> **Task to carry out**
Give every line from the entries that contains "kicker".
******
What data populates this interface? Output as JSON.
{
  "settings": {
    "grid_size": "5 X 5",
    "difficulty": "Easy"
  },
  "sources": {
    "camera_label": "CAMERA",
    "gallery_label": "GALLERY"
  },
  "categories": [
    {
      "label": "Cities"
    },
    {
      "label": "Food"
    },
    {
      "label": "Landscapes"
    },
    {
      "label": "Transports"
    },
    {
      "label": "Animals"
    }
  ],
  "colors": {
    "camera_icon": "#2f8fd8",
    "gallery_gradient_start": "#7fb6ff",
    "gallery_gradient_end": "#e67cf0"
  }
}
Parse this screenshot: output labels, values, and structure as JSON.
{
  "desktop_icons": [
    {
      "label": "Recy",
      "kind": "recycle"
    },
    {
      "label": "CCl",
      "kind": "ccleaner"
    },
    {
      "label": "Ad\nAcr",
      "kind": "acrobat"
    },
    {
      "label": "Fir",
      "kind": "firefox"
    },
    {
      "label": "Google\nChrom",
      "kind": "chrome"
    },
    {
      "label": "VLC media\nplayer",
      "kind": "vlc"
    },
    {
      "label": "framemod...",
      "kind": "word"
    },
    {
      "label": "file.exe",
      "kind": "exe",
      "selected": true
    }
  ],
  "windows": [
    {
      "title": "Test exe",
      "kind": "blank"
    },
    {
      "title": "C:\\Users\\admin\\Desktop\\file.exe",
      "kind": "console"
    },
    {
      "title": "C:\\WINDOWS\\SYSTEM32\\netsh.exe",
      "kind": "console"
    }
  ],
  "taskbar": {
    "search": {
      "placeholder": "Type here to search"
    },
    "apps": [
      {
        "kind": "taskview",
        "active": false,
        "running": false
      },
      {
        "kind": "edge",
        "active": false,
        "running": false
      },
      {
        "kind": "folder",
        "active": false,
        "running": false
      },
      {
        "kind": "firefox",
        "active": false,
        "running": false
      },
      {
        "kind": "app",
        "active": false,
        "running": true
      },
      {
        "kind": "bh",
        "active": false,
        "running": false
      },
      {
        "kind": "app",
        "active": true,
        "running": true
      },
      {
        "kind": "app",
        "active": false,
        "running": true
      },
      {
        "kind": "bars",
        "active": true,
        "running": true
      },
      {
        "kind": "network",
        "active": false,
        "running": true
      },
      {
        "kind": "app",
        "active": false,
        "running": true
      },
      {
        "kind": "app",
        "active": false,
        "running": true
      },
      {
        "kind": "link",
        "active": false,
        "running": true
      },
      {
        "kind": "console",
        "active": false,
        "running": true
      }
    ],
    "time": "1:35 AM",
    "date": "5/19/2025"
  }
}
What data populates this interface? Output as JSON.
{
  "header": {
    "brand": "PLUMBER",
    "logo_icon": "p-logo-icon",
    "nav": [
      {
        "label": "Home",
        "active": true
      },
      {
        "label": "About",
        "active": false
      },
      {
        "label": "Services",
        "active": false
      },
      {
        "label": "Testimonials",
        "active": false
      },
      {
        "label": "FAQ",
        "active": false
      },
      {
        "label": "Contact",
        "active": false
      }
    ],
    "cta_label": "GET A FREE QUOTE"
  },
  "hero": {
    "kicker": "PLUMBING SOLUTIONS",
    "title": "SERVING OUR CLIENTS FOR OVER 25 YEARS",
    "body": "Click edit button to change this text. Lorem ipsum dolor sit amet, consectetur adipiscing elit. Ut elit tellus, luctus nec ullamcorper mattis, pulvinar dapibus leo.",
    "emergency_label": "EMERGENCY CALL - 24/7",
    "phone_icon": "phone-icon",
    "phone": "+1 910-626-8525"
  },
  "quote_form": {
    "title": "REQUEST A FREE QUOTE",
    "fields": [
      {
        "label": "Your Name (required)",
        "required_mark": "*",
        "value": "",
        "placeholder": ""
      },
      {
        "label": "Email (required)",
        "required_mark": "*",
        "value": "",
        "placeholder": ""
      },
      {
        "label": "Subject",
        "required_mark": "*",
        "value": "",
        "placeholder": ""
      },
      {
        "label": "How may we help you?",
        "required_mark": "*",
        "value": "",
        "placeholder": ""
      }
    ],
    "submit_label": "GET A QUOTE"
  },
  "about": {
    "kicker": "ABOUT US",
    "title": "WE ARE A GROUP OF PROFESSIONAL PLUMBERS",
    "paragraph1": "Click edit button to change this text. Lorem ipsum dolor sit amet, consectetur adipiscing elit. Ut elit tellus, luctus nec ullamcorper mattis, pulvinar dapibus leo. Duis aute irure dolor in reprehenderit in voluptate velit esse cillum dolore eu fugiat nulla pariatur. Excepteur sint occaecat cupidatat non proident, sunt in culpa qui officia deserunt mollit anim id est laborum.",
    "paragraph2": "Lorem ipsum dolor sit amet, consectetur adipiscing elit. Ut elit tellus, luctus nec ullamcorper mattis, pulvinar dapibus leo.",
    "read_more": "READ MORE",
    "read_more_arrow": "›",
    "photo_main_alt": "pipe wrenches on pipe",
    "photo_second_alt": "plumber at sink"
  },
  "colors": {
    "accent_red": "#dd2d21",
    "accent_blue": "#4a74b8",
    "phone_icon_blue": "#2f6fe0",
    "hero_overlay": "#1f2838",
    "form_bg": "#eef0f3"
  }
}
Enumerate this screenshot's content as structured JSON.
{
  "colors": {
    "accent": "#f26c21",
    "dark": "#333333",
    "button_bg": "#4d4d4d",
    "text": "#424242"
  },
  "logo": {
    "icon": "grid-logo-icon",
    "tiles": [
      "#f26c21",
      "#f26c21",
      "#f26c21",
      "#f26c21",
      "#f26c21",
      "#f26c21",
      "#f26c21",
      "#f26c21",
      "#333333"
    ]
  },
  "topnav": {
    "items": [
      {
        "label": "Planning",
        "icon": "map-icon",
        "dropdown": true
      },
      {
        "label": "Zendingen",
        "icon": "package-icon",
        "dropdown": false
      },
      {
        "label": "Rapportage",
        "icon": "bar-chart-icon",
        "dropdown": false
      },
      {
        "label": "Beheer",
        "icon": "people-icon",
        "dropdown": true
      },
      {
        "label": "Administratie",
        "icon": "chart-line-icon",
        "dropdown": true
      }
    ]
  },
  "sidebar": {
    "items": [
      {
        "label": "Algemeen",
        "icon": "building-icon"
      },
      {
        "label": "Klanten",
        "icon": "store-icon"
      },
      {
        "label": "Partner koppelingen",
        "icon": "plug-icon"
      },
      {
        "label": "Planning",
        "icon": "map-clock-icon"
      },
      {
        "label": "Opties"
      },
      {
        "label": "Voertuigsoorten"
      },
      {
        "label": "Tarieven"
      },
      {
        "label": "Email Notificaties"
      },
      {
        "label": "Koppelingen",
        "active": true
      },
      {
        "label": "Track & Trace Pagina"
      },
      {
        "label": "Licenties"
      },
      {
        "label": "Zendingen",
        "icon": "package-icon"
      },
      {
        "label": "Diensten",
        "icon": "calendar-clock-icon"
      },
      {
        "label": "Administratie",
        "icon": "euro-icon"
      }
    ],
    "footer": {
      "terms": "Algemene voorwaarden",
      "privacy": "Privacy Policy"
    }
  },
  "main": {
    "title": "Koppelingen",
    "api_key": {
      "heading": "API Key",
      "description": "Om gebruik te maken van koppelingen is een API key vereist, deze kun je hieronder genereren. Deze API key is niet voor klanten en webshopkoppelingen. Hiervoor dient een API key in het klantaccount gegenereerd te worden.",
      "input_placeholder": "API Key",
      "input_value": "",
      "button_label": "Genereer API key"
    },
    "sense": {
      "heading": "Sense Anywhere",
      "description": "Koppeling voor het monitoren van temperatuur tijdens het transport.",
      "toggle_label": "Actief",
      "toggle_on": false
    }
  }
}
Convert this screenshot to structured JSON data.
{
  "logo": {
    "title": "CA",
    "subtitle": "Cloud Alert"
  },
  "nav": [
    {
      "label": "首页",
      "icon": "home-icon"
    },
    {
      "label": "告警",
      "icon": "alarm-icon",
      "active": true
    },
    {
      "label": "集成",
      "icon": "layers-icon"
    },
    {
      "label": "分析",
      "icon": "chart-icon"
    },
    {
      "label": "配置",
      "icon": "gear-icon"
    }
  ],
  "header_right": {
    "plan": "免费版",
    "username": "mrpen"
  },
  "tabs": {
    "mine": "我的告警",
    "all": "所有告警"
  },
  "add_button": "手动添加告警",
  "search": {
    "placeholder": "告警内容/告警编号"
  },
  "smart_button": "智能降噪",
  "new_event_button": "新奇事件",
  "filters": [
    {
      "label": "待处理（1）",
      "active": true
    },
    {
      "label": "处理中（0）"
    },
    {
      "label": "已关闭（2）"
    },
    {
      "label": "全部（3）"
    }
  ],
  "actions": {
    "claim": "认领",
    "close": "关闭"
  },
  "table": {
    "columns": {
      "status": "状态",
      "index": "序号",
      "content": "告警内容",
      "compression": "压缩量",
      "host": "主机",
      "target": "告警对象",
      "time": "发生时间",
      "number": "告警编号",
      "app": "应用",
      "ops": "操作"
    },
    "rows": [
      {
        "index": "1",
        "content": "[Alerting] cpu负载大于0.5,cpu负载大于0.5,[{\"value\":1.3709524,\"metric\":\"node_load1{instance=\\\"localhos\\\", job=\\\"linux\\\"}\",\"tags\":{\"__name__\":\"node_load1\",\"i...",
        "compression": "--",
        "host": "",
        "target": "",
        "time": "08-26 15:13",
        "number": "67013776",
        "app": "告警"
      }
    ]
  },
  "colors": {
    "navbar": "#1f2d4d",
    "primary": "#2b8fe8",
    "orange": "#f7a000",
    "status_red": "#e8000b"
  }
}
******
> **Solution to this task**
    "kicker": "PLUMBING SOLUTIONS",
    "kicker": "ABOUT US",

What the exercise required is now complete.